== Exercise ==
Without including the pictures, copy out every line below.

== Data entries ==
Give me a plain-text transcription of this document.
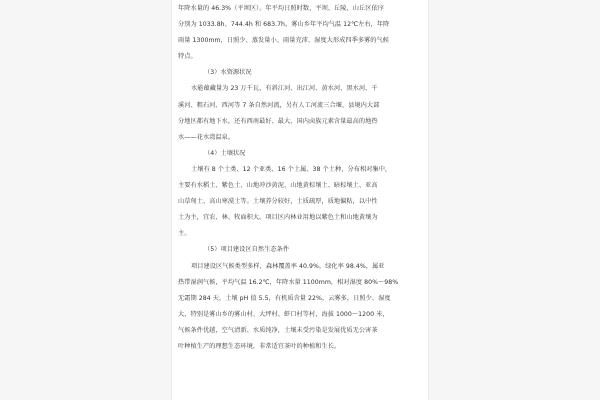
年降水量的 46.3%（平坝区）。年平均日照时数，平坝、丘陵、山丘区依序
分别为 1033.8h、744.4h 和 683.7h。雾山乡年平均气温 12℃左右，年降
雨量 1300mm，日照少、蒸发量小、雨量充沛、湿度大形成四季多雾的气候
特点。
（3）水资源状况
水能蕴藏量为 23 万千瓦，有斜江河、出江河、黄水河、黑水河、千
溪河、粗石河、西河等 7 条自然河流，另有人工河流三合堰，县境内大部
分地区都有地下水，还有西南最好、最大、国内卤族元素含量最高的地热
水——花水湾温泉。
（4）土壤状况
土壤有 8 个土类、12 个亚类、16 个土属、38 个土种，分布相对集中，
主要有水稻土、紫色土、山地冲沙黄泥、山地黄棕壤土、暗棕壤土、亚高
山草甸土、高山寒漠土等。土壤养分较好，土质疏厚，质地偏粘，以中性
土为主，宜农、林、牧面积大。项目区内林业用地以紫色土和山地黄壤为
主。
（5）项目建设区自然生态条件
项目建设区气候类型多样，森林覆盖率 40.9%，绿化率 98.4%，属亚
热带湿润气候，平均气温 16.2℃，年降水量 1100mm，相对湿度 80%～98%
无霜期 284 天，土壤 pH 值 5.5，有机质含量 22%，云雾多，日照少、湿度
大，特别是雾山乡的雾山村、大坪村、虾口村等村，海拔 1000～1200 米，
气候条件优越，空气清新、水质纯净，土壤未受污染是发展优质无公害茶
叶种植生产的理想生态环境，非常适宜茶叶的种植和生长。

== Solution for this task ==
Give me a plain-text transcription of this document.
年降水量的 46.3%（平坝区）。年平均日照时数，平坝、丘陵、山丘区依序
分别为 1033.8h、744.4h 和 683.7h。雾山乡年平均气温 12℃左右，年降
雨量 1300mm，日照少、蒸发量小、雨量充沛、湿度大形成四季多雾的气候
特点。
（3）水资源状况
水能蕴藏量为 23 万千瓦，有斜江河、出江河、黄水河、黑水河、千
溪河、粗石河、西河等 7 条自然河流，另有人工河流三合堰，县境内大部
分地区都有地下水，还有西南最好、最大、国内卤族元素含量最高的地热
水——花水湾温泉。
（4）土壤状况
土壤有 8 个土类、12 个亚类、16 个土属、38 个土种，分布相对集中，
主要有水稻土、紫色土、山地冲沙黄泥、山地黄棕壤土、暗棕壤土、亚高
山草甸土、高山寒漠土等。土壤养分较好，土质疏厚，质地偏粘，以中性
土为主，宜农、林、牧面积大。项目区内林业用地以紫色土和山地黄壤为
主。
（5）项目建设区自然生态条件
项目建设区气候类型多样，森林覆盖率 40.9%，绿化率 98.4%，属亚
热带湿润气候，平均气温 16.2℃，年降水量 1100mm，相对湿度 80%～98%
无霜期 284 天，土壤 pH 值 5.5，有机质含量 22%，云雾多，日照少、湿度
大，特别是雾山乡的雾山村、大坪村、虾口村等村，海拔 1000～1200 米，
气候条件优越，空气清新、水质纯净，土壤未受污染是发展优质无公害茶
叶种植生产的理想生态环境，非常适宜茶叶的种植和生长。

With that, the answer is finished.